>> Begin
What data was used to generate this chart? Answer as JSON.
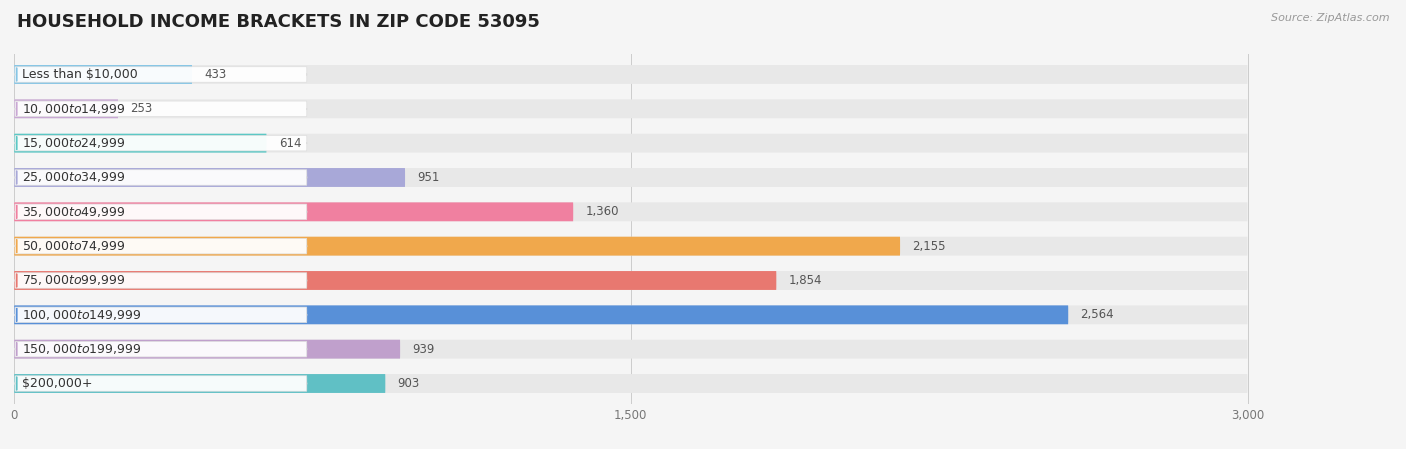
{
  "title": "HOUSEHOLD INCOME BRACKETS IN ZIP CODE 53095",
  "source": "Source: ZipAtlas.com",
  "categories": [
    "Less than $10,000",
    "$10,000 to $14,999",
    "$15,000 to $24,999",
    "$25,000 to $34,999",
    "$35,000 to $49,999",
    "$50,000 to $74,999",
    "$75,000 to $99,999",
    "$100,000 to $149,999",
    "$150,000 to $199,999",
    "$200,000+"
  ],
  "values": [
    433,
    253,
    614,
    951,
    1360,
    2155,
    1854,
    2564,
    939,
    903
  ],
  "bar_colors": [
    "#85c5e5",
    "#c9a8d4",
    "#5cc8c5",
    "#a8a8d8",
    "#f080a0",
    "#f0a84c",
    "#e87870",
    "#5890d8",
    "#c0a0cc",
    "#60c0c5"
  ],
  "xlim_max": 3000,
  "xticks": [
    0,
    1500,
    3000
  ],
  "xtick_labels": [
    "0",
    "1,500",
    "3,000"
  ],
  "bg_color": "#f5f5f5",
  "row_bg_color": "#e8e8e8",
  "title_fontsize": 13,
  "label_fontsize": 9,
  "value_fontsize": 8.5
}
>> End
>> Begin
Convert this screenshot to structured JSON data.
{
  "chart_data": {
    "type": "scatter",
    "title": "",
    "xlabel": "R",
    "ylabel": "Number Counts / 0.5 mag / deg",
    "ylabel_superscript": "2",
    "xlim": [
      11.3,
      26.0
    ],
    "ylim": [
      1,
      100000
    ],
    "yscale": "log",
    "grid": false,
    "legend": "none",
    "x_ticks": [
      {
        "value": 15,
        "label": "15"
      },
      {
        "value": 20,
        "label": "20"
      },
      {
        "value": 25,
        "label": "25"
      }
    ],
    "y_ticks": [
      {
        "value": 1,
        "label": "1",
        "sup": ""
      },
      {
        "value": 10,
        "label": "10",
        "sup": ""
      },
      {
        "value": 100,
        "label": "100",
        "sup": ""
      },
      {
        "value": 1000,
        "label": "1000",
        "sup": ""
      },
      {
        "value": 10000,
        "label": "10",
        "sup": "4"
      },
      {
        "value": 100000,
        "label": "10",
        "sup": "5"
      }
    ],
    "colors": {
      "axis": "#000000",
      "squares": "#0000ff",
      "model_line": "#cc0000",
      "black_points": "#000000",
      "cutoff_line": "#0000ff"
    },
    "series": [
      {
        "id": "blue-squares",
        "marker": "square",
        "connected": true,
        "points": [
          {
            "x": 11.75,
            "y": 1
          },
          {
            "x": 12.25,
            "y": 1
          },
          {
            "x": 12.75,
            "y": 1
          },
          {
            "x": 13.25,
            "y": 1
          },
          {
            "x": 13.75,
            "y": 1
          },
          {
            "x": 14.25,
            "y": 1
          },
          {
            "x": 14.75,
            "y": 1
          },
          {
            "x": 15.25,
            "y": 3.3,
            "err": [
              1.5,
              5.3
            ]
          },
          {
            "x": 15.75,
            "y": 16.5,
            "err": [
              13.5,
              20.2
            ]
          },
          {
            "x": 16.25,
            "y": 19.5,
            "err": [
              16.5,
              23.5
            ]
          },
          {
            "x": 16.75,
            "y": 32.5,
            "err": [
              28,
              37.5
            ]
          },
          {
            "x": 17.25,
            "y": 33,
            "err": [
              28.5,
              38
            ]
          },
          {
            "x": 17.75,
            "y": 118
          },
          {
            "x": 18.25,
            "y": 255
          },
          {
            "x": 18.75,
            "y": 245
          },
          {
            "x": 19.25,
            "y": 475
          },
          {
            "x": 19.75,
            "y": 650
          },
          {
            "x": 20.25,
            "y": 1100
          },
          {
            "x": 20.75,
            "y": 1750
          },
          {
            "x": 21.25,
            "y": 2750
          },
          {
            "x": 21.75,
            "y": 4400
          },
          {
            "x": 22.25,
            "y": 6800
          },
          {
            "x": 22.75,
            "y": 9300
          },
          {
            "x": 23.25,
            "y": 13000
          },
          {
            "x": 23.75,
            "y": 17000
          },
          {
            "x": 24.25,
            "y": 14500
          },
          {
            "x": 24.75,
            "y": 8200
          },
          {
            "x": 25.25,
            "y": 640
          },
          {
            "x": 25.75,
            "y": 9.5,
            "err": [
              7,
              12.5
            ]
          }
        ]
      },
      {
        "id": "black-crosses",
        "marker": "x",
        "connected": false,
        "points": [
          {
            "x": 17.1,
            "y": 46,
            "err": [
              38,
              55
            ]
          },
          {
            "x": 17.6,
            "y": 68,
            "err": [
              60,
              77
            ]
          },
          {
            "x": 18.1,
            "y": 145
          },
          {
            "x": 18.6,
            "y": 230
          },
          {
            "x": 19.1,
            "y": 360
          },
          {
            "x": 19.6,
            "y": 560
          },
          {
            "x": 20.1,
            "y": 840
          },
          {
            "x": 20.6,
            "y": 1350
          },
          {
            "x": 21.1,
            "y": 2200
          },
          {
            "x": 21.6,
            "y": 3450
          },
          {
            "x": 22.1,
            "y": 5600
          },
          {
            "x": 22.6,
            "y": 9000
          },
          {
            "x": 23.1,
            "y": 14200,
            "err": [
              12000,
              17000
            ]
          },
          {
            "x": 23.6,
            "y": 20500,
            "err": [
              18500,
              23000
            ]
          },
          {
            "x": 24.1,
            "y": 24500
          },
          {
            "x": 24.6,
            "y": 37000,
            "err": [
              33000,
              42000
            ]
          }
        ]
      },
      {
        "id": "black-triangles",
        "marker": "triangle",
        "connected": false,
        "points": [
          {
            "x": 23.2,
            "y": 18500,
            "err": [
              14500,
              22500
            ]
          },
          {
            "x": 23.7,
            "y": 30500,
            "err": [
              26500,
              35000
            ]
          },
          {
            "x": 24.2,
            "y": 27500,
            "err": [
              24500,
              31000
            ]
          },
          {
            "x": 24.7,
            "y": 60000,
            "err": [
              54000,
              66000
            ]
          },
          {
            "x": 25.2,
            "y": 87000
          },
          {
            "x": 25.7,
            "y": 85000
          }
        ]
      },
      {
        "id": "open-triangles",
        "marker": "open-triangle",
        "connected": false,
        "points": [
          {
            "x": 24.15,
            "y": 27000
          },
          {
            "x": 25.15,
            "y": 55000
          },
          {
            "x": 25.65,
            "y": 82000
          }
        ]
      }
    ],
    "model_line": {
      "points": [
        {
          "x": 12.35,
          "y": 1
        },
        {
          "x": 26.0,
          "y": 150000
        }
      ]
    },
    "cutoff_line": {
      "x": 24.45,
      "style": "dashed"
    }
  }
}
>> End
>> Begin
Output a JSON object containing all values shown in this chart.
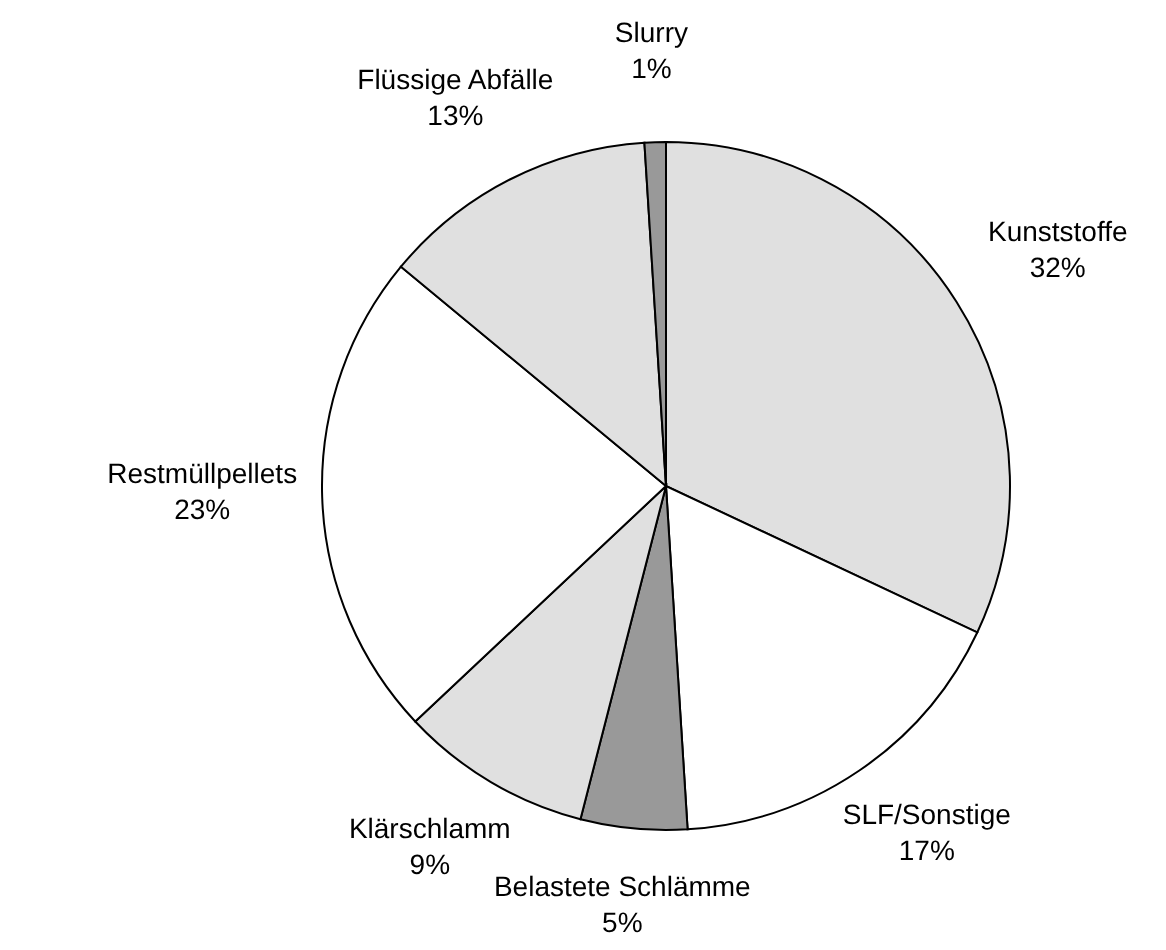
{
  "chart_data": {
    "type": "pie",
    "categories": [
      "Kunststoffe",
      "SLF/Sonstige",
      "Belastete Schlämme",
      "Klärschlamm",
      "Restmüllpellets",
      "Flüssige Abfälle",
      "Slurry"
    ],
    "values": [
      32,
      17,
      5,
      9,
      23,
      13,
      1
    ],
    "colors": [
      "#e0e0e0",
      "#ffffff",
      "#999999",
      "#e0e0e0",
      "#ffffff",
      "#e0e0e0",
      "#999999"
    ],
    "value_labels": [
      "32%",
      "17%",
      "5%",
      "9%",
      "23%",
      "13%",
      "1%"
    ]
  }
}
>> End
Select the lines that carry the string "values" and copy them.

  "values": [
Output a JSON object containing all values shown in this chart.
    "values": [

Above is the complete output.